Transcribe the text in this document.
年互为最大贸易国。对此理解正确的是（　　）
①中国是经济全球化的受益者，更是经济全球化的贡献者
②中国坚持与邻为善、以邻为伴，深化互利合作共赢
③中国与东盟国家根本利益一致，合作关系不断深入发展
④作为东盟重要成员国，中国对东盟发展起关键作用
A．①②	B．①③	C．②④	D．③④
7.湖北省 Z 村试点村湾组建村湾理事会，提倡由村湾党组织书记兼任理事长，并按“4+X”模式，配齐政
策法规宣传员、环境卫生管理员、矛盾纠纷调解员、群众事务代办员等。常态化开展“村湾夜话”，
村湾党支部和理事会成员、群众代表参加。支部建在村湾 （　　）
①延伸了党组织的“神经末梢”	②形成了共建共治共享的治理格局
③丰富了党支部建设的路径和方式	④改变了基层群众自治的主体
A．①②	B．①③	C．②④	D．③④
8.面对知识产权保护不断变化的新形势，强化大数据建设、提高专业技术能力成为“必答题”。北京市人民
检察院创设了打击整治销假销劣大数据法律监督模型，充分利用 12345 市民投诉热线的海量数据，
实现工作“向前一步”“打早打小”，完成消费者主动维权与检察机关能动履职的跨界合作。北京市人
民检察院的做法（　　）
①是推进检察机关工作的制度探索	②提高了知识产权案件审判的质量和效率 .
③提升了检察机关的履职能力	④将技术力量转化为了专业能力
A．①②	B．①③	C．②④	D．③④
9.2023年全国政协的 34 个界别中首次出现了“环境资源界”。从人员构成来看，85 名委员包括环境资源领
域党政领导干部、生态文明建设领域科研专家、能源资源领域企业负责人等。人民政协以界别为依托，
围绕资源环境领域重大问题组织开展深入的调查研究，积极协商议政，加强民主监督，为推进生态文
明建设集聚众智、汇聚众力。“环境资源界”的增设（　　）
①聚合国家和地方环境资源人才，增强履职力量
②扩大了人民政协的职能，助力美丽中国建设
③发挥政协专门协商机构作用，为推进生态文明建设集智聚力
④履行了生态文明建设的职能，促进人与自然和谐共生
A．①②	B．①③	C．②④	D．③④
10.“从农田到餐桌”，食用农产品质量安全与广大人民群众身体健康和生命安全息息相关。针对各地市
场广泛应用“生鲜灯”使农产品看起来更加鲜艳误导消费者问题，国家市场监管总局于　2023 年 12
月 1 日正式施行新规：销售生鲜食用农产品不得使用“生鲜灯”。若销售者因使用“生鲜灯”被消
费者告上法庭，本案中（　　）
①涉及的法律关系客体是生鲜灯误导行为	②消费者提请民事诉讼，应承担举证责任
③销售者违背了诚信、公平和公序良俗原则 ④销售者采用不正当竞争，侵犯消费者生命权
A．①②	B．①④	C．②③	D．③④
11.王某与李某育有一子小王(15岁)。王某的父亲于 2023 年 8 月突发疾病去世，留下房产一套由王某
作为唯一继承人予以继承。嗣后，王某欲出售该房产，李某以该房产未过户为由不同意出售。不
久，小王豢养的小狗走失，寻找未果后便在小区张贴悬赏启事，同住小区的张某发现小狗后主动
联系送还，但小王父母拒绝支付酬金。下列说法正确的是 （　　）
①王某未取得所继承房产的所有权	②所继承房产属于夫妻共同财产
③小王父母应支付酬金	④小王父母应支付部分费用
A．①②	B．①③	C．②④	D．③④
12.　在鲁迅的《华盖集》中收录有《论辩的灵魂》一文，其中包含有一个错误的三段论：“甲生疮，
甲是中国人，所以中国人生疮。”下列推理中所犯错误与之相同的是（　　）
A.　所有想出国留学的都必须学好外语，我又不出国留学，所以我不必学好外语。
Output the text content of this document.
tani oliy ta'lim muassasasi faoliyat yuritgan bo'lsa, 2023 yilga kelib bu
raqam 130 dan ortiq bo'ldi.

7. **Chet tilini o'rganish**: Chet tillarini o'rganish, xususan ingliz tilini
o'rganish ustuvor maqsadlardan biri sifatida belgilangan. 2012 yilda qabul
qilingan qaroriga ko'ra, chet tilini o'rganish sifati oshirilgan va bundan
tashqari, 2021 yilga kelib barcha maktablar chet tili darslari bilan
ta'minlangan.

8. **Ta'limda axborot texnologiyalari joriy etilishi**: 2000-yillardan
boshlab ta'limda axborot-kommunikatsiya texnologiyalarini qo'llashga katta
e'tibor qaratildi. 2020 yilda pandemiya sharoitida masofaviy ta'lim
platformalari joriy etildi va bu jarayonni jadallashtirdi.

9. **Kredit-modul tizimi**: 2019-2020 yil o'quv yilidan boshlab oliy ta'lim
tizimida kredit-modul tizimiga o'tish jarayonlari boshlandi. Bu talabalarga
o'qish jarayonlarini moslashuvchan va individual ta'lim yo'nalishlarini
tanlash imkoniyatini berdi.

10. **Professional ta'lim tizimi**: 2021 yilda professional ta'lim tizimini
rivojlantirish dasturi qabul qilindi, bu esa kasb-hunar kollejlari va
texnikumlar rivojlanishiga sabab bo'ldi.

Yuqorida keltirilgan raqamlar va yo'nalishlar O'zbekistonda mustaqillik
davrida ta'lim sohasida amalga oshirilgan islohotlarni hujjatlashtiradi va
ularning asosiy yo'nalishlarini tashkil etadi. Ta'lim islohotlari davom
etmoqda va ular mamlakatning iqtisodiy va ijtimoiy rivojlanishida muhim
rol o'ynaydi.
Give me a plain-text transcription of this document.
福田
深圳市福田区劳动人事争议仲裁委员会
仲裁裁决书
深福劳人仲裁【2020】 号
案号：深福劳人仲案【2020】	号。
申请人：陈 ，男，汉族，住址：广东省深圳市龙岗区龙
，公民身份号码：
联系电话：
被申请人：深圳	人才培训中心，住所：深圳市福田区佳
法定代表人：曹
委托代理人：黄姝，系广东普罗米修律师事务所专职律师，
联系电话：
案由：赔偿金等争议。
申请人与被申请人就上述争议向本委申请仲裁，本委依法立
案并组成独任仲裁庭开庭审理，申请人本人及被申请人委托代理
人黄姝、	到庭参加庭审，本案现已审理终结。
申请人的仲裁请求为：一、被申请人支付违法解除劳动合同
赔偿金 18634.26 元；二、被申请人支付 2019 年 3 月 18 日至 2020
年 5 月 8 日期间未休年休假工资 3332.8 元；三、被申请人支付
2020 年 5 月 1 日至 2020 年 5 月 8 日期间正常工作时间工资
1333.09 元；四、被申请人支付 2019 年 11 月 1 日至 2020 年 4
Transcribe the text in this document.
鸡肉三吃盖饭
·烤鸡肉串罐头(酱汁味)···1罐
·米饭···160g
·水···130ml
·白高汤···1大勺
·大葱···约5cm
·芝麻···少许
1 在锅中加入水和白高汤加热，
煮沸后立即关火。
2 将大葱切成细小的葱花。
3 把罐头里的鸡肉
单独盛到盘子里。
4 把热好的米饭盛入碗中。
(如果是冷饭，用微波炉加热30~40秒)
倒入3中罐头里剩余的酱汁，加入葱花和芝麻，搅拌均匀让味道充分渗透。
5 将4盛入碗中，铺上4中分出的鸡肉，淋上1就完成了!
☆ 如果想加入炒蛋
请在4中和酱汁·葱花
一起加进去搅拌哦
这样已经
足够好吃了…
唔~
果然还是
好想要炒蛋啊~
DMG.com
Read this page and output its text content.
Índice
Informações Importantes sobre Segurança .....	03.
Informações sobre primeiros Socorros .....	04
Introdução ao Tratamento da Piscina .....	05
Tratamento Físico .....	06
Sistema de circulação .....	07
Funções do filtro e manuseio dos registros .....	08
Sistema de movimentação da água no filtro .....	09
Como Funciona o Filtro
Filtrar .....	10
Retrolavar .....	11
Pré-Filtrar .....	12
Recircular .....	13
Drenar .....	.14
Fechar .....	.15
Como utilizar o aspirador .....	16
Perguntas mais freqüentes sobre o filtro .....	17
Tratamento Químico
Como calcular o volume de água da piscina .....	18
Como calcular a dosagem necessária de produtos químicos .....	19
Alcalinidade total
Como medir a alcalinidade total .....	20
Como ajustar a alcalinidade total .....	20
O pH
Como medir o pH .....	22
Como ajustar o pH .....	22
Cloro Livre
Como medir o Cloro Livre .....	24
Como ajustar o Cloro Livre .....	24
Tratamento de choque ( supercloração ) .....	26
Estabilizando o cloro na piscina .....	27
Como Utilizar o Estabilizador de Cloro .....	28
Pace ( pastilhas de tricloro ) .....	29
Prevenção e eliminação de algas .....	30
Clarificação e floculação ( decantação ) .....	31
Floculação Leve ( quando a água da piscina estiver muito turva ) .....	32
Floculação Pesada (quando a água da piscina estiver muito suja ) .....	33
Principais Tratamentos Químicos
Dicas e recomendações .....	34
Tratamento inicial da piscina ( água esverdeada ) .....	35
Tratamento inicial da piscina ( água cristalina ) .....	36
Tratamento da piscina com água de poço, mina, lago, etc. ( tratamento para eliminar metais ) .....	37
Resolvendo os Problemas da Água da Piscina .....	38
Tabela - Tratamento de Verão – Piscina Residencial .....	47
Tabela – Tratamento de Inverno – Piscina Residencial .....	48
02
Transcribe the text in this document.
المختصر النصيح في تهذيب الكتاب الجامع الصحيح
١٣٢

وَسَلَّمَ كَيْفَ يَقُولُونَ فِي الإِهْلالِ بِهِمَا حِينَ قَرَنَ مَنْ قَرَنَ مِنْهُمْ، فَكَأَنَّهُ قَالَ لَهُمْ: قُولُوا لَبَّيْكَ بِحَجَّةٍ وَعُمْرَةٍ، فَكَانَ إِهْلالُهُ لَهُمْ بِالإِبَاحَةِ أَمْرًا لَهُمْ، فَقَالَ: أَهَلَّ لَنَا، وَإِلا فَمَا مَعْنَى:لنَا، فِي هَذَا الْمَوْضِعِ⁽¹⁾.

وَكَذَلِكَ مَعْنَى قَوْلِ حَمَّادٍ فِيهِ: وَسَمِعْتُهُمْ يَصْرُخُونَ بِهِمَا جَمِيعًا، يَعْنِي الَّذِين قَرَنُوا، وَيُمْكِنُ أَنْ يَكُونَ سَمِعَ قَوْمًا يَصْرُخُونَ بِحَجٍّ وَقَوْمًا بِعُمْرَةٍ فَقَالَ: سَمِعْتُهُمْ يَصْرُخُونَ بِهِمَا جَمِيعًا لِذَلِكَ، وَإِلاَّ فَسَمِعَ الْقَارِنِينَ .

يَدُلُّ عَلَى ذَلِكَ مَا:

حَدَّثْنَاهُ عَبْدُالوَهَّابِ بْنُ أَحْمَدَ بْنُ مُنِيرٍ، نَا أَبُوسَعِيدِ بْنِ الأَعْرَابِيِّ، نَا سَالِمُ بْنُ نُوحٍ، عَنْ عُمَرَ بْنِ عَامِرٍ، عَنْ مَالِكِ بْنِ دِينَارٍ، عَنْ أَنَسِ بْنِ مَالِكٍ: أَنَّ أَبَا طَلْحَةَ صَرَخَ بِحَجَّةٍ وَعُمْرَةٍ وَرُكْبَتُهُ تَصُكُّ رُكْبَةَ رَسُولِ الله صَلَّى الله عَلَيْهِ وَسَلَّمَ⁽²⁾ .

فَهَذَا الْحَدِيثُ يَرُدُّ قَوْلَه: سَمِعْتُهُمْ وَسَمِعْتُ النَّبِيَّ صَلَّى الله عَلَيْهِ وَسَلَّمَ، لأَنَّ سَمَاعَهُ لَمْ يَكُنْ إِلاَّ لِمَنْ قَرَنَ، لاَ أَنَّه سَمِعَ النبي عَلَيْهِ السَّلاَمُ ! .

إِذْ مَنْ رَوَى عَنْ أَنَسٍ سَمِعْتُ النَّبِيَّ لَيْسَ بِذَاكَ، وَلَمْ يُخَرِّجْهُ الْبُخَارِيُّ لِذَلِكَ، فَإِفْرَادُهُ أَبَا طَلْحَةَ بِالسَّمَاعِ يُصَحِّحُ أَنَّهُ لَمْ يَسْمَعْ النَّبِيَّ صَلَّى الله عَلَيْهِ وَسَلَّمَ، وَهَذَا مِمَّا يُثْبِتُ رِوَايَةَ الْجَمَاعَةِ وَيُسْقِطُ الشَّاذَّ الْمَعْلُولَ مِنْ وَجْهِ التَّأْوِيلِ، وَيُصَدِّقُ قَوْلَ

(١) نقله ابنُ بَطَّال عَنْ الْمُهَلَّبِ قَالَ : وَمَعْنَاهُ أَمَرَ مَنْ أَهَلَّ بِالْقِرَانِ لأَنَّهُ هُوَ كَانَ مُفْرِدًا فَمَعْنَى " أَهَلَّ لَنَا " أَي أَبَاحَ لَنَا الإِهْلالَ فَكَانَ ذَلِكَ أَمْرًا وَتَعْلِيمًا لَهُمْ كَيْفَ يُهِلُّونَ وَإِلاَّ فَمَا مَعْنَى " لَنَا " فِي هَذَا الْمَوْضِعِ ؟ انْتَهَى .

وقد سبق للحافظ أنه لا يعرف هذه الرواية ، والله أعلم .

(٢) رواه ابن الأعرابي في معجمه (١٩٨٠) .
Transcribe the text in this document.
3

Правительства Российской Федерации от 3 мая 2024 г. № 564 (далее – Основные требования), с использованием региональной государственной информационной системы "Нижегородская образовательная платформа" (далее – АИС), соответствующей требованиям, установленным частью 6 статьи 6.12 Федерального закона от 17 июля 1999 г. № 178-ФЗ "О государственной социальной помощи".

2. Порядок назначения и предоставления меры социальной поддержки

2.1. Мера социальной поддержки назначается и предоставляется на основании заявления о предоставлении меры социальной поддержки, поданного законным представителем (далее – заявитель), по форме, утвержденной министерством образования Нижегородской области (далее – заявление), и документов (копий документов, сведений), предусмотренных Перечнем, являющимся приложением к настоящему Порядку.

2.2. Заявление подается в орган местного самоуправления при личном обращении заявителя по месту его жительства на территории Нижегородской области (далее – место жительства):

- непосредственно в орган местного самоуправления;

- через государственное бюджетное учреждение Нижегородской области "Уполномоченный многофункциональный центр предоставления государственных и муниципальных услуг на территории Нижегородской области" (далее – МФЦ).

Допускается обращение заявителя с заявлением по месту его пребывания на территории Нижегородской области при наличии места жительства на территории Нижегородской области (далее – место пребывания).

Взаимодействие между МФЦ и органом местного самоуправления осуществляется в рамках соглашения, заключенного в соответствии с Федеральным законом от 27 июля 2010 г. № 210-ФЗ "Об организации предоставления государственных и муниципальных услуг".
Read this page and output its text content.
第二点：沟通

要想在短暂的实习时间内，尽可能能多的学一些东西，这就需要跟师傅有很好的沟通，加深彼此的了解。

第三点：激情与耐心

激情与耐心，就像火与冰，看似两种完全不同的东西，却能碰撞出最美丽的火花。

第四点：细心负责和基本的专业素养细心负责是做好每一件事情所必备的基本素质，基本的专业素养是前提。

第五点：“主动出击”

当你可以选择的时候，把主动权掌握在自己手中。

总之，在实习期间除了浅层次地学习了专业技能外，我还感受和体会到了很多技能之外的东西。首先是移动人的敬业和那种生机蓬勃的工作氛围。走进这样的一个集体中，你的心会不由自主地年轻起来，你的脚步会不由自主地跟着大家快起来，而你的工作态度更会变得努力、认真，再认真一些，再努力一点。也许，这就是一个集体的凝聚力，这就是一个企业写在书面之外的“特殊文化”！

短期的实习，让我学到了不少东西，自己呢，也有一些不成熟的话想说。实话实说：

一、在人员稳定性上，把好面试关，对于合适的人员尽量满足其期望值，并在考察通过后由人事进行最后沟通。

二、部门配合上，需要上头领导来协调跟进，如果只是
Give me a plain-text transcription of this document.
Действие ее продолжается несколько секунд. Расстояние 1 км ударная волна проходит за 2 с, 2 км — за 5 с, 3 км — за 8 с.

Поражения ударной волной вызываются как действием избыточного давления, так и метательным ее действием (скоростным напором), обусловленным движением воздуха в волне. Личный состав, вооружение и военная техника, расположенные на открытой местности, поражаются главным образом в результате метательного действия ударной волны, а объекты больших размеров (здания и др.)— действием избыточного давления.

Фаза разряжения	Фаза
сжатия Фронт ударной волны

______________________________

▶ _Given task_:
Pull out every line holding "total" from the records above, and copy it.

▶ _Final result_:
Alcalinidade total
Como medir a alcalinidade total .....	20
Como ajustar a alcalinidade total .....	20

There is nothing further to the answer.